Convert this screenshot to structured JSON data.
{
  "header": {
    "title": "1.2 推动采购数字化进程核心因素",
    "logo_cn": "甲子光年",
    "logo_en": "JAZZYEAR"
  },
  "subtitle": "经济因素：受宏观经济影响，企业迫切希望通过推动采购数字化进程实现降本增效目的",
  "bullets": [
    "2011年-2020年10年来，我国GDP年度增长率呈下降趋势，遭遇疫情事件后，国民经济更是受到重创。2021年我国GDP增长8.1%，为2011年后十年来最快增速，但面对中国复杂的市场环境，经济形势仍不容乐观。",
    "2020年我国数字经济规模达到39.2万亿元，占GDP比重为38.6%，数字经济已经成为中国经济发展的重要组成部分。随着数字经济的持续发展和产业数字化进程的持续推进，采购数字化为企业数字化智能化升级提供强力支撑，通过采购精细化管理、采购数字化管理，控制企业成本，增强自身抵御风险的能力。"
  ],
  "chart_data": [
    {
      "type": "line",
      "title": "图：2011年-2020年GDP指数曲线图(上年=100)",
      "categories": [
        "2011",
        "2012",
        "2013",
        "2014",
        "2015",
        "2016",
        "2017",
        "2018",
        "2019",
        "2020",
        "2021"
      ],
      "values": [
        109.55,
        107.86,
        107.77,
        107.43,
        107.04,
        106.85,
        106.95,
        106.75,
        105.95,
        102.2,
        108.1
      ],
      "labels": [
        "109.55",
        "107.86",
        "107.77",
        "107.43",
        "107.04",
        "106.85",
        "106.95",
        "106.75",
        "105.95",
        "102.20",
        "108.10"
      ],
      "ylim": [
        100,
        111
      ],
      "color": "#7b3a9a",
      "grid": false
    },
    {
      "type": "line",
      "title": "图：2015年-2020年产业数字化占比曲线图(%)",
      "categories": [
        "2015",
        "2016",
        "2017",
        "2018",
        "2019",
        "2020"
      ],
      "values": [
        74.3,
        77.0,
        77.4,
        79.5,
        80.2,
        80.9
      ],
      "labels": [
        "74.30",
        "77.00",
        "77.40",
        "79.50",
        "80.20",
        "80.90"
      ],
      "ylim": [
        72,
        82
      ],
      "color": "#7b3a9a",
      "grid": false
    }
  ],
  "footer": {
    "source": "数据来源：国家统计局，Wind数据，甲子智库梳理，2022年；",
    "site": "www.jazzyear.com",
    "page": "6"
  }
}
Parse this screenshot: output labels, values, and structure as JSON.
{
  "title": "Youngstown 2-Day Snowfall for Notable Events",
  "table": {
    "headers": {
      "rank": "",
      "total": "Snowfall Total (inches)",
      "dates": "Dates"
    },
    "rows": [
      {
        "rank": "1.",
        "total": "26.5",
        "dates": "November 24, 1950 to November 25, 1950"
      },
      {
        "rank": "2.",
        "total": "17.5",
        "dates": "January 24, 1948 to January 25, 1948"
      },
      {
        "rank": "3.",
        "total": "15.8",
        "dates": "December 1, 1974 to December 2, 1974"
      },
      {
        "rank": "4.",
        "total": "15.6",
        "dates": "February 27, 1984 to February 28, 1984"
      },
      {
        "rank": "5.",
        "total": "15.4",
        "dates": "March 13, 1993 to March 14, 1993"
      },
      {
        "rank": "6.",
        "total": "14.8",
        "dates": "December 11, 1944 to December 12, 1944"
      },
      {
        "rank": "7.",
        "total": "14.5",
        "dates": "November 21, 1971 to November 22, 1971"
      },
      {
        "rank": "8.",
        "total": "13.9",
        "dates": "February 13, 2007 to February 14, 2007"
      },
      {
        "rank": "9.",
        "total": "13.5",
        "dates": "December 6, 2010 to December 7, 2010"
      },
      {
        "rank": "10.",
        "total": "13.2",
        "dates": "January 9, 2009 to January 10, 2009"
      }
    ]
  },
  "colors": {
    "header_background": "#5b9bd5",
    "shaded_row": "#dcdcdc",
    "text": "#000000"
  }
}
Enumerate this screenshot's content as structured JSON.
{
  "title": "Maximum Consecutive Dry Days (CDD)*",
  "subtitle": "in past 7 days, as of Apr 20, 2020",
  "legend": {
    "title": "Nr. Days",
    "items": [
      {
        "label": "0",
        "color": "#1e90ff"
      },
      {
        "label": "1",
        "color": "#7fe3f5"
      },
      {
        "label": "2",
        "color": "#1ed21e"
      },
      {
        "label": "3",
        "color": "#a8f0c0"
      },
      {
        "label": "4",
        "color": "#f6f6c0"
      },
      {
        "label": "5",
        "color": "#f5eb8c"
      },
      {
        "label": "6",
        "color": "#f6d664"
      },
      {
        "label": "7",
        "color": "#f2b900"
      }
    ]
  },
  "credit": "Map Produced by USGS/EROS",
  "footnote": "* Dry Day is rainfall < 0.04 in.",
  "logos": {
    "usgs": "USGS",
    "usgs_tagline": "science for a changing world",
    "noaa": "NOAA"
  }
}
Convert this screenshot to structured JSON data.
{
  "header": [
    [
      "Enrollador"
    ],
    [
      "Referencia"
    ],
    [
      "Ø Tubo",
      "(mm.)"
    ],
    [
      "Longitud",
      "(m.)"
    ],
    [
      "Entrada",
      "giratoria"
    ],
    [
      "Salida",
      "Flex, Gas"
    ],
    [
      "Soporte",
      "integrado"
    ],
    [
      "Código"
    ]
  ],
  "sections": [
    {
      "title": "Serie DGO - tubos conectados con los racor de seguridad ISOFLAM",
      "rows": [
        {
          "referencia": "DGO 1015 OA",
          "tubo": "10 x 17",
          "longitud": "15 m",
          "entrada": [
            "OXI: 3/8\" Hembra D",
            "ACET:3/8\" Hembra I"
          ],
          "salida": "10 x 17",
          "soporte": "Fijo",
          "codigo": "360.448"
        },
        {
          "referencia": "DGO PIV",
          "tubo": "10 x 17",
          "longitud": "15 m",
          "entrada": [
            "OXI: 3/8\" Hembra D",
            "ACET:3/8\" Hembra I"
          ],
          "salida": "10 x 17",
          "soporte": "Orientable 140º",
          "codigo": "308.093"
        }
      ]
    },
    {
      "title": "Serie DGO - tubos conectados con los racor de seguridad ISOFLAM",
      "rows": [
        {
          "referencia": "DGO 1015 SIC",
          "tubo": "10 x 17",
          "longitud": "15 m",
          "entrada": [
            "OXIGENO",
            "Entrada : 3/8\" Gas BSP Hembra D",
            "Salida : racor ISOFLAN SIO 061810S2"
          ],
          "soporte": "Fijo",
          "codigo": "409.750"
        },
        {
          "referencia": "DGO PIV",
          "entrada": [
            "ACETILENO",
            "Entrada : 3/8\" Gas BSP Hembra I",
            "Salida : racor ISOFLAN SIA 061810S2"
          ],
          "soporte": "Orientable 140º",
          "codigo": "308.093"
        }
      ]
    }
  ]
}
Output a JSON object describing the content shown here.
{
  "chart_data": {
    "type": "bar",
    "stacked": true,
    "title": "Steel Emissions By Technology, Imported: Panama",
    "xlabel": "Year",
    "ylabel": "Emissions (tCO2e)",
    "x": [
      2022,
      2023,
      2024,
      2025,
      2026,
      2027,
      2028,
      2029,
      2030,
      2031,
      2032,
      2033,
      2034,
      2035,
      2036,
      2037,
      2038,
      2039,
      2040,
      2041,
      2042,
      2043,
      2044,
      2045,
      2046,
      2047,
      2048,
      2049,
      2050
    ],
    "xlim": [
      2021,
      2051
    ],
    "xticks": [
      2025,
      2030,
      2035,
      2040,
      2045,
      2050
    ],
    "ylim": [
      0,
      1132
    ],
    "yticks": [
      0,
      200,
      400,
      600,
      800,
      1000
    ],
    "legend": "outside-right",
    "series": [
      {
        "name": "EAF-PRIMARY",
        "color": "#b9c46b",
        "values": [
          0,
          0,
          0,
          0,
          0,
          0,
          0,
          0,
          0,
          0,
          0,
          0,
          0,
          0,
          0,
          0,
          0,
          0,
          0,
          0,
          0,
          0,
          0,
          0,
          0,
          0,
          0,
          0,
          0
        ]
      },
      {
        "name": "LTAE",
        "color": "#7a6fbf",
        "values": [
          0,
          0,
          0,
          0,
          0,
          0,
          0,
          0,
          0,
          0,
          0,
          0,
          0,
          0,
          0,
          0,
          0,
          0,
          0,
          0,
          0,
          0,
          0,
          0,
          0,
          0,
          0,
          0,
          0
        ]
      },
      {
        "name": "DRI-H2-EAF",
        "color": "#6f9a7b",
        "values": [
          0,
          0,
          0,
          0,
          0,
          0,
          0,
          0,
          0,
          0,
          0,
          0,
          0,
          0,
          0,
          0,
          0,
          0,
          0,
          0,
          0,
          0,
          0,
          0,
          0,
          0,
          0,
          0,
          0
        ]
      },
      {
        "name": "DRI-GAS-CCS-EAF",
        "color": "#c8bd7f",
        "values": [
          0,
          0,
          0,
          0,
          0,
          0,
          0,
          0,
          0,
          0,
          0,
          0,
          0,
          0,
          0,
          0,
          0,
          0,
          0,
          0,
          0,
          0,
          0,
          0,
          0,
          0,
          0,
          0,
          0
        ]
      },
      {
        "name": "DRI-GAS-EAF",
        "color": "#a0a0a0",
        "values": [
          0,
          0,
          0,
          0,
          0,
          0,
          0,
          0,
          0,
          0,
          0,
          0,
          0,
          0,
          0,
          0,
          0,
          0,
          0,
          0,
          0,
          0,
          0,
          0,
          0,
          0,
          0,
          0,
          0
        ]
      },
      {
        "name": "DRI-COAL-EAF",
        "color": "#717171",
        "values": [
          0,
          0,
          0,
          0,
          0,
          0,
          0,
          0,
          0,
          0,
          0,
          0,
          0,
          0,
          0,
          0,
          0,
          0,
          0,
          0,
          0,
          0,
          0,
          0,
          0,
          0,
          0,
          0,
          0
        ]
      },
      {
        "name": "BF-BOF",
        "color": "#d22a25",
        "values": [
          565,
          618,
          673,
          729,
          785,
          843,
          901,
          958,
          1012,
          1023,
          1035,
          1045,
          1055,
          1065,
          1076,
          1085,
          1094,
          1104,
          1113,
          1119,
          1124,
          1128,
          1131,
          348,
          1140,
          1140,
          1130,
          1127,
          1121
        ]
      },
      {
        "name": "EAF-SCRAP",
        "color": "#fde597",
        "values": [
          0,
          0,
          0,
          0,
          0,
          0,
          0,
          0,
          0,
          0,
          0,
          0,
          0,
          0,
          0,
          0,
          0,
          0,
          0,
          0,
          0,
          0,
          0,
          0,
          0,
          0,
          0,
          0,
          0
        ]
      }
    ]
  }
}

REQUEST — Locate the word "Snowfall" in the data above. Copy every line carrying it.

EXERCISE SOLUTION —
  "title": "Youngstown 2-Day Snowfall for Notable Events",
      "total": "Snowfall Total (inches)",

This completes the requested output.